Dataset items:
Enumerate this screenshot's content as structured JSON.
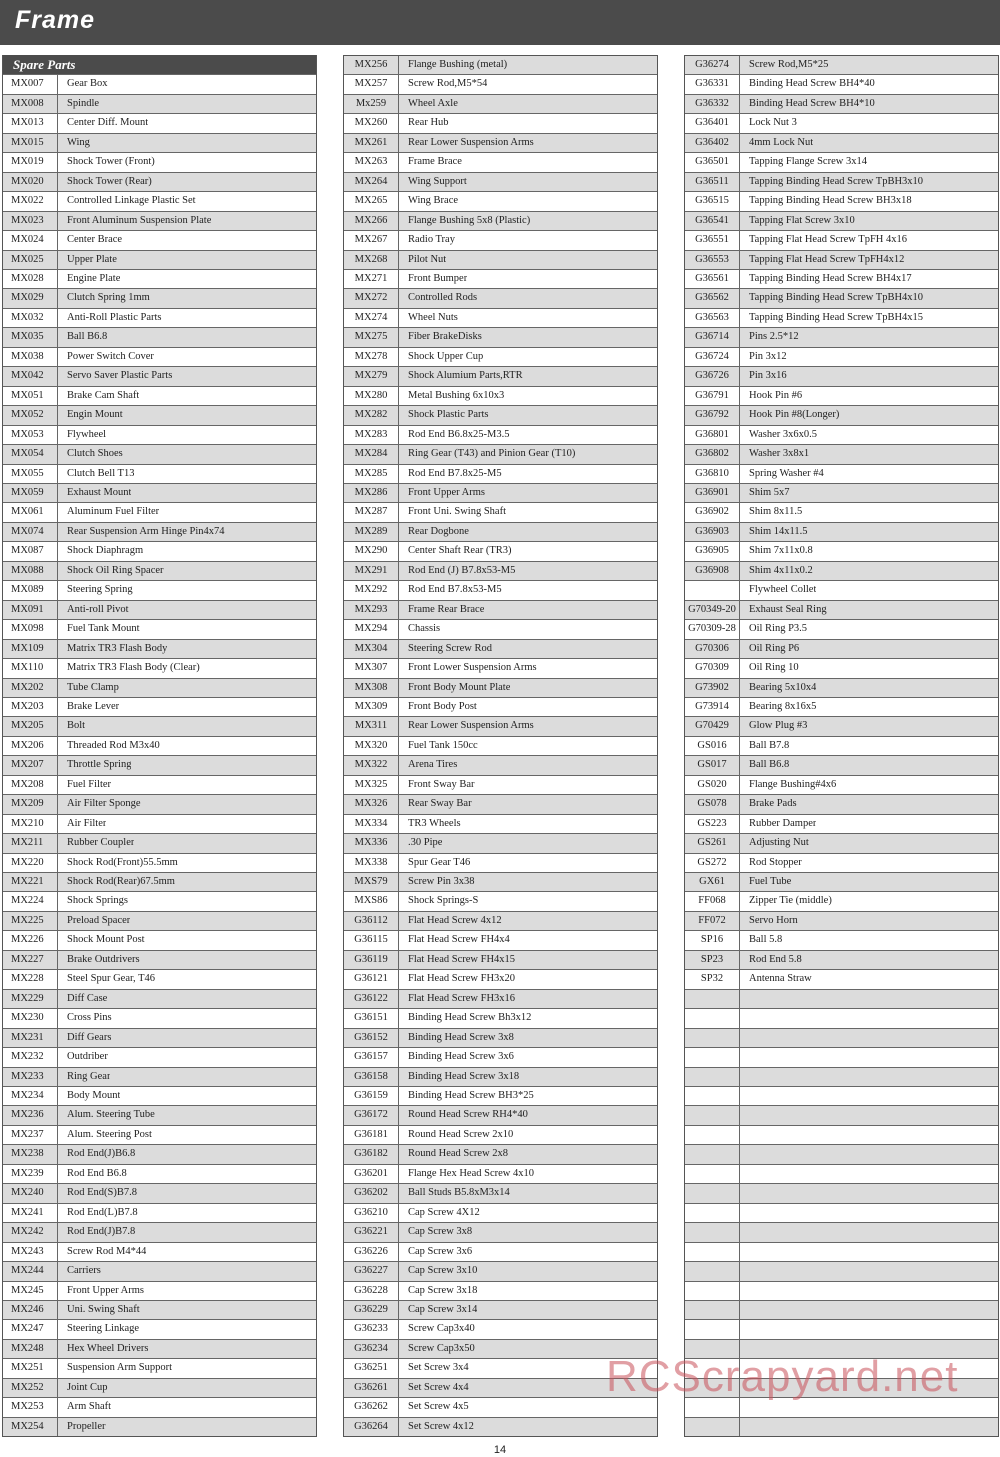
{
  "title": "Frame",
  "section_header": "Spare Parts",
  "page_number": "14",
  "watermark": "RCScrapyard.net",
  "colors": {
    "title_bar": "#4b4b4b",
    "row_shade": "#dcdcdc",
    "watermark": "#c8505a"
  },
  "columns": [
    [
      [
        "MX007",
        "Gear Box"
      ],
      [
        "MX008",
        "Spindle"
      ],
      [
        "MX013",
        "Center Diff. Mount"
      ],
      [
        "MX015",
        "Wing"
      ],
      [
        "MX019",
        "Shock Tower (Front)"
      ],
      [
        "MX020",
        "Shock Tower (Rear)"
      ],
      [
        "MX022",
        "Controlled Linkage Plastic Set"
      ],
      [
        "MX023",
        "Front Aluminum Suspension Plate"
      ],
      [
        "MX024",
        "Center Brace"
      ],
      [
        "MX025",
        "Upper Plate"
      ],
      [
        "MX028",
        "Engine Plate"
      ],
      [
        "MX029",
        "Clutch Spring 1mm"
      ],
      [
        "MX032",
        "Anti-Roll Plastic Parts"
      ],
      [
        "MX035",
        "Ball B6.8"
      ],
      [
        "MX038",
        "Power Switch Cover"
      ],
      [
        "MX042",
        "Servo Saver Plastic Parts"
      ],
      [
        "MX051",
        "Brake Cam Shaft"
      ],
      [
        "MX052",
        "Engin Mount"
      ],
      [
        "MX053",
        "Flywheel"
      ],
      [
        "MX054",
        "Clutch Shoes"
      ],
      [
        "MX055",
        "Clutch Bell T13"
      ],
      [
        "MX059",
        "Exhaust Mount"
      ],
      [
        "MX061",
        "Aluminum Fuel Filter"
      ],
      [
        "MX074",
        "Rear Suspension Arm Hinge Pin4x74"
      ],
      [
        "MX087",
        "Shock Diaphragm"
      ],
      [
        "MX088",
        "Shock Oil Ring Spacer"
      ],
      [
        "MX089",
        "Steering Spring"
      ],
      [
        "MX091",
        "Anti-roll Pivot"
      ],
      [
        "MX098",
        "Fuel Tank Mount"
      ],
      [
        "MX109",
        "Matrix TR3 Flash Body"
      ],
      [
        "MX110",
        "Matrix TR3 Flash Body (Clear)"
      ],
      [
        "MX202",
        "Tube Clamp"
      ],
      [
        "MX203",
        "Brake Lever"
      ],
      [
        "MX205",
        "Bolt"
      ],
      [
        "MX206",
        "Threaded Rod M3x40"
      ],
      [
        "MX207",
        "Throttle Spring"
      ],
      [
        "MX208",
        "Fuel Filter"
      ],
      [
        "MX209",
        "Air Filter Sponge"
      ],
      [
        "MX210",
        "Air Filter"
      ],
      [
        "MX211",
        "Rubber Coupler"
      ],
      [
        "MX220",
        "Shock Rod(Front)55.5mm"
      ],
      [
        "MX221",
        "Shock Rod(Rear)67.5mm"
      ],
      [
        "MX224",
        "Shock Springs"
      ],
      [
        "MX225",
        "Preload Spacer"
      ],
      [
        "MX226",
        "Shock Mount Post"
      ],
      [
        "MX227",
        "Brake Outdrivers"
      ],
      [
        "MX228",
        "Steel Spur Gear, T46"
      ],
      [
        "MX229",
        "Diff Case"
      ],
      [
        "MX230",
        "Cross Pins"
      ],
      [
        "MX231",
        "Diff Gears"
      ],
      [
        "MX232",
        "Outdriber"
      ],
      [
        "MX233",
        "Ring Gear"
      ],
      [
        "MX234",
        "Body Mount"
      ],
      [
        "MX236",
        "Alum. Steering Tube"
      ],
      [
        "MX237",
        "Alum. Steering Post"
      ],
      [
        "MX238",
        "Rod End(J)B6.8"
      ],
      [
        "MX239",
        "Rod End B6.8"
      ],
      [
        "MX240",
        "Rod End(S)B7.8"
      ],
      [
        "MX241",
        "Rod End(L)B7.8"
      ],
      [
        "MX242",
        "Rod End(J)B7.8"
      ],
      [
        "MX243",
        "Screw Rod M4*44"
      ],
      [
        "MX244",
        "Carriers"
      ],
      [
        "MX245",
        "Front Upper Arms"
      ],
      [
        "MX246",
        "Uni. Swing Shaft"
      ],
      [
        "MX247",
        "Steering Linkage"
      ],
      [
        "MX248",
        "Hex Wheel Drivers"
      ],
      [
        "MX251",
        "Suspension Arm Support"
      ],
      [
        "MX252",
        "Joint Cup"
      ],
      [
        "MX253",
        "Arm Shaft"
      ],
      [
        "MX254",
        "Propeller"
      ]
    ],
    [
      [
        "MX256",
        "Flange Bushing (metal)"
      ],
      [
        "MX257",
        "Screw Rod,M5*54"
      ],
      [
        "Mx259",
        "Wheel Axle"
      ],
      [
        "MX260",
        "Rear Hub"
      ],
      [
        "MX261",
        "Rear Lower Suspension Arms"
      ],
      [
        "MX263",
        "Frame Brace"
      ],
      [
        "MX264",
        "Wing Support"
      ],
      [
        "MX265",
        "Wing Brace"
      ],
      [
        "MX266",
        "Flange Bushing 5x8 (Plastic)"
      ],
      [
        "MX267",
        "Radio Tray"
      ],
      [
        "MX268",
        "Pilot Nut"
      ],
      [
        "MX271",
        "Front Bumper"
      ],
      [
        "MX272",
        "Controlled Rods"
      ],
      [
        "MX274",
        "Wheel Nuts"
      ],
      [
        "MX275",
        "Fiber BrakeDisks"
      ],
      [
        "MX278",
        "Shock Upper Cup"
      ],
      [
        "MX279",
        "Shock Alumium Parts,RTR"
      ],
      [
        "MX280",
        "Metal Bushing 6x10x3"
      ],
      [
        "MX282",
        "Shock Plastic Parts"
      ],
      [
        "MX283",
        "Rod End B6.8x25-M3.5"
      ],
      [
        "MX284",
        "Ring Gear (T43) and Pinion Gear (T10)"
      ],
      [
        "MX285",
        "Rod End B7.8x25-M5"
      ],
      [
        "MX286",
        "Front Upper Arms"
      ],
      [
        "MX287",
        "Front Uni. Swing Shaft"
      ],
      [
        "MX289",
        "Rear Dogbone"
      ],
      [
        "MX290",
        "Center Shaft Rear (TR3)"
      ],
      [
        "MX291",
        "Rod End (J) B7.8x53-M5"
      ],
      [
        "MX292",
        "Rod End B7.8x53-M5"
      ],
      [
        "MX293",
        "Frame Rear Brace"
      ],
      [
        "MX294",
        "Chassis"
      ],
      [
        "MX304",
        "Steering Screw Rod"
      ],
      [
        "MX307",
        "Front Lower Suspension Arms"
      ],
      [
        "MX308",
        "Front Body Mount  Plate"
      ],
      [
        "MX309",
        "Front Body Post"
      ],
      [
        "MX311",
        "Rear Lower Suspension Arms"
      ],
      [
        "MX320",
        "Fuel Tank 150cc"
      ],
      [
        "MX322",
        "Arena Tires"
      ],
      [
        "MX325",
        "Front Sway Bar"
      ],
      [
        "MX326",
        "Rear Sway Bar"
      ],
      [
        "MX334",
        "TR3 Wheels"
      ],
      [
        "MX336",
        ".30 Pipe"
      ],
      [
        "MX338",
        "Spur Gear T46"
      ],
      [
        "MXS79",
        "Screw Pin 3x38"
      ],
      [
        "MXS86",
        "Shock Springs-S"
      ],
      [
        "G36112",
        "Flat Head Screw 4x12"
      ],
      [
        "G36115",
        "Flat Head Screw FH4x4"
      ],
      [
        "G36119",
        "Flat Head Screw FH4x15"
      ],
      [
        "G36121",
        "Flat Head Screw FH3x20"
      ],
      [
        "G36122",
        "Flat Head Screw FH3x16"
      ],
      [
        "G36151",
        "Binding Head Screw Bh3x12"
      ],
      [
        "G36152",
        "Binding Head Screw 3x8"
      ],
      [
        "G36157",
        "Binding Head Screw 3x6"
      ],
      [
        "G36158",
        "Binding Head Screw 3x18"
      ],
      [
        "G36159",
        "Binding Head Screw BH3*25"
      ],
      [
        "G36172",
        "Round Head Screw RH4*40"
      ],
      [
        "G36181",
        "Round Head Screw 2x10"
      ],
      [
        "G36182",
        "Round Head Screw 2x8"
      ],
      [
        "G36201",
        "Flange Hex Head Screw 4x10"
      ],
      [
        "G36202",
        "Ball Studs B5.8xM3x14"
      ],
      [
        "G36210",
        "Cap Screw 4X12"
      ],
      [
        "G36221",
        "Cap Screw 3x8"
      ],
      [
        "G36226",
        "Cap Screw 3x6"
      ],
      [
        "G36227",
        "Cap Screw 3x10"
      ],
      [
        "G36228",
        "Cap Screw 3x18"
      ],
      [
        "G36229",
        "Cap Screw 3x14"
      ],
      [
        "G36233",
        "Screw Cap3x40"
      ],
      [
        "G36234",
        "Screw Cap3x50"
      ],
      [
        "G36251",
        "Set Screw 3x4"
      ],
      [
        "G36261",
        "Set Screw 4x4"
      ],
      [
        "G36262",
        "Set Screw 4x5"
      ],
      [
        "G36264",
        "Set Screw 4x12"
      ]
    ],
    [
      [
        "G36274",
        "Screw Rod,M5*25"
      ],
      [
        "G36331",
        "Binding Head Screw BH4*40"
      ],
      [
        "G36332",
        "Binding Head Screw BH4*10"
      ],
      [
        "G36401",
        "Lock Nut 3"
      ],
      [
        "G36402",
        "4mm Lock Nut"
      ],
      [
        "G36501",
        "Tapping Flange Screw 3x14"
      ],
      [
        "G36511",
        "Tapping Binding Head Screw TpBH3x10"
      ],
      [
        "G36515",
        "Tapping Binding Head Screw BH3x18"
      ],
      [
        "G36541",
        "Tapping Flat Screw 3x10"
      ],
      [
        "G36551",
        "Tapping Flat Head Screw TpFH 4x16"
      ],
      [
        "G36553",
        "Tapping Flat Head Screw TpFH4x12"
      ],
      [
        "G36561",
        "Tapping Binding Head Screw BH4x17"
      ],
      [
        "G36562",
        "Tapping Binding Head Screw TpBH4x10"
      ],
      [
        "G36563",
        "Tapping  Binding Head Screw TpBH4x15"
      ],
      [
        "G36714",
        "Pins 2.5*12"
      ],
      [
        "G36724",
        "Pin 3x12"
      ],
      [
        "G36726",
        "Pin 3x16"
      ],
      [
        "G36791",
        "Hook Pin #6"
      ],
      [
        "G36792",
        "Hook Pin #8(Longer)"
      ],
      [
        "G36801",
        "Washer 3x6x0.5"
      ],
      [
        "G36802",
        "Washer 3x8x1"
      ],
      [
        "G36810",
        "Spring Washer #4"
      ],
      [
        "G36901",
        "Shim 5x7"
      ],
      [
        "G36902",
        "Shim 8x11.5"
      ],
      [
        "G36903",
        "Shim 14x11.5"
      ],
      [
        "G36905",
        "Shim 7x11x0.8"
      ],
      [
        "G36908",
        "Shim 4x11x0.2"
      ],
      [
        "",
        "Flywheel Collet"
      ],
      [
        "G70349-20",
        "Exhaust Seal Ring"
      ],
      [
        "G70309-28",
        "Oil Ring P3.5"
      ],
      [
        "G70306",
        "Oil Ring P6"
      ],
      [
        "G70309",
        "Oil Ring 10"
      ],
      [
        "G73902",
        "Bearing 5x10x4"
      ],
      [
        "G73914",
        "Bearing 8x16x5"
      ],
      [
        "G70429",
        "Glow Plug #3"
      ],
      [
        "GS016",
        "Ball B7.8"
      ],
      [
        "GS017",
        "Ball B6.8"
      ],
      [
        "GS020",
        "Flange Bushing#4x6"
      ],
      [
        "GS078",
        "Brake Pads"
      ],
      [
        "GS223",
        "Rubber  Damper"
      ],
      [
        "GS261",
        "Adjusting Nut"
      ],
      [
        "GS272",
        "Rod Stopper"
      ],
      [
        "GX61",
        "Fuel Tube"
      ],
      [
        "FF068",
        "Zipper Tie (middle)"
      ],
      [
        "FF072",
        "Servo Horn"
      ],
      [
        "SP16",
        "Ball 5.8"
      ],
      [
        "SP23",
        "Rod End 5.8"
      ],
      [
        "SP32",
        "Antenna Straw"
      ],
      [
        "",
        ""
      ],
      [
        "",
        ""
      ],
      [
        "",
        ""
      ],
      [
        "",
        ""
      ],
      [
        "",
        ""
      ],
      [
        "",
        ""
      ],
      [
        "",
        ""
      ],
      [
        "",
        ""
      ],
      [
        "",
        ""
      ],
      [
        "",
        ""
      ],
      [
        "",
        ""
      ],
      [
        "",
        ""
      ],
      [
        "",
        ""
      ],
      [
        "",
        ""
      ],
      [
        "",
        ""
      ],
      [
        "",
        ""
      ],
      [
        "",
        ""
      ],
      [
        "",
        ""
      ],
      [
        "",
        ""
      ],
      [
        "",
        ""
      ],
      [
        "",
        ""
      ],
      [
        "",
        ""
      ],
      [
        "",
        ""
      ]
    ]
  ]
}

> **Short exercise**:
Give the number of lines in the listing above that hold the string "Filter", with nothing else.

> **Solved problem**:
4